(THE REQUEST): Of the lines in the records that follow, how many include the word "title"? Answer with a bare number.

-------- RECORDS SUPPLIED --------

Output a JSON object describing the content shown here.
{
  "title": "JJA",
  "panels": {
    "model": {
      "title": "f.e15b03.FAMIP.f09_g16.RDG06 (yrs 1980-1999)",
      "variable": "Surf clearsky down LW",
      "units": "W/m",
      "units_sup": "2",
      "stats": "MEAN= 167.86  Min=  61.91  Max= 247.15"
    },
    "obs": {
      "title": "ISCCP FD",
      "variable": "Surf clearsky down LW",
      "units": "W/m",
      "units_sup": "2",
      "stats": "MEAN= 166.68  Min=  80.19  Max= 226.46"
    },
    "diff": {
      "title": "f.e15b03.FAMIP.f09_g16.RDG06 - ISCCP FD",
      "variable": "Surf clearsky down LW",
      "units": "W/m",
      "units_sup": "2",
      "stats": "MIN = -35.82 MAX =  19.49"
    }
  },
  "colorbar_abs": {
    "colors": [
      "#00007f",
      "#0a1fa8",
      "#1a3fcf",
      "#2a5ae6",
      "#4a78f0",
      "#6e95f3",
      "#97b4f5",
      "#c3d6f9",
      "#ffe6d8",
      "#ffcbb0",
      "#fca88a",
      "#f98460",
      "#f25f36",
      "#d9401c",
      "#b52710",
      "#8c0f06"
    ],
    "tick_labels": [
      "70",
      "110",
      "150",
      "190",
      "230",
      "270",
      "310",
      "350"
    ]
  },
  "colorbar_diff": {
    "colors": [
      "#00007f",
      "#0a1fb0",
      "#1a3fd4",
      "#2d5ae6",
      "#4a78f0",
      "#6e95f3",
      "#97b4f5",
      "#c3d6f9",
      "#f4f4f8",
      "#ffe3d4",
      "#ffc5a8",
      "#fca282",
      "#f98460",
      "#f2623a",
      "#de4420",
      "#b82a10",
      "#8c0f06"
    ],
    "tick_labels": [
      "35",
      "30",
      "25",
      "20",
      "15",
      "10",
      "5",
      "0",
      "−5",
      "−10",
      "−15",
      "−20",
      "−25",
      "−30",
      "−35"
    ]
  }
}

--------

(THE RESPONSE): 4